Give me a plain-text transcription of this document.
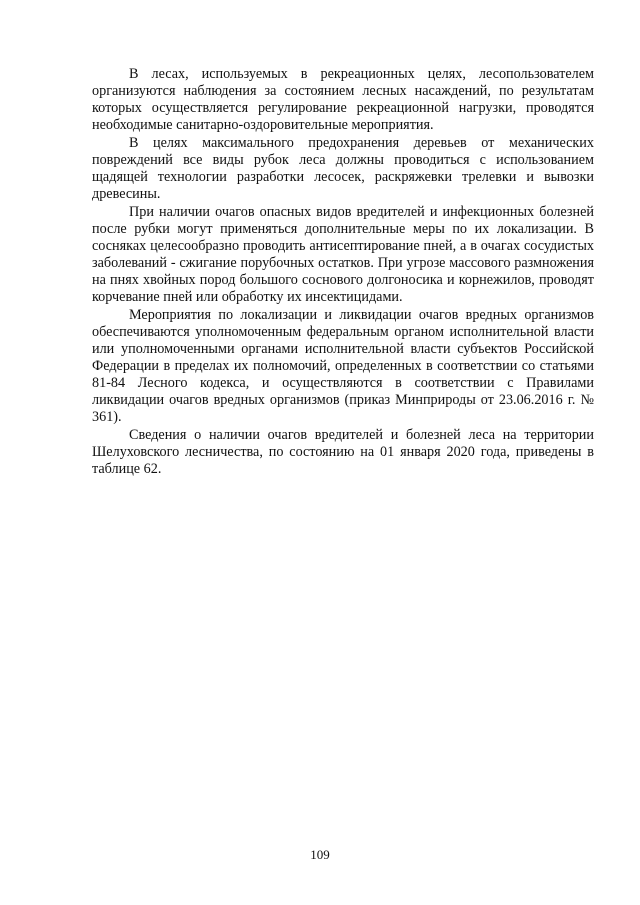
В лесах, используемых в рекреационных целях, лесопользователем организуются наблюдения за состоянием лесных насаждений, по результатам которых осуществляется регулирование рекреационной нагрузки, проводятся необходимые санитарно-оздоровительные мероприятия.

В целях максимального предохранения деревьев от механических повреждений все виды рубок леса должны проводиться с использованием щадящей технологии разработки лесосек, раскряжевки трелевки и вывозки древесины.

При наличии очагов опасных видов вредителей и инфекционных болезней после рубки могут применяться дополнительные меры по их локализации. В сосняках целесообразно проводить антисептирование пней, а в очагах сосудистых заболеваний - сжигание порубочных остатков. При угрозе массового размножения на пнях хвойных пород большого соснового долгоносика и корнежилов, проводят корчевание пней или обработку их инсектицидами.

Мероприятия по локализации и ликвидации очагов вредных организмов обеспечиваются уполномоченным федеральным органом исполнительной власти или уполномоченными органами исполнительной власти субъектов Российской Федерации в пределах их полномочий, определенных в соответствии со статьями 81-84 Лесного кодекса, и осуществляются в соответствии с Правилами ликвидации очагов вредных организмов (приказ Минприроды от 23.06.2016 г. № 361).

Сведения о наличии очагов вредителей и болезней леса на территории Шелуховского лесничества, по состоянию на 01 января 2020 года, приведены в таблице 62.

109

Aim of the exercise:
What is the number of lines above that contain "наличии"? Answer with that number only.

Written reply:
2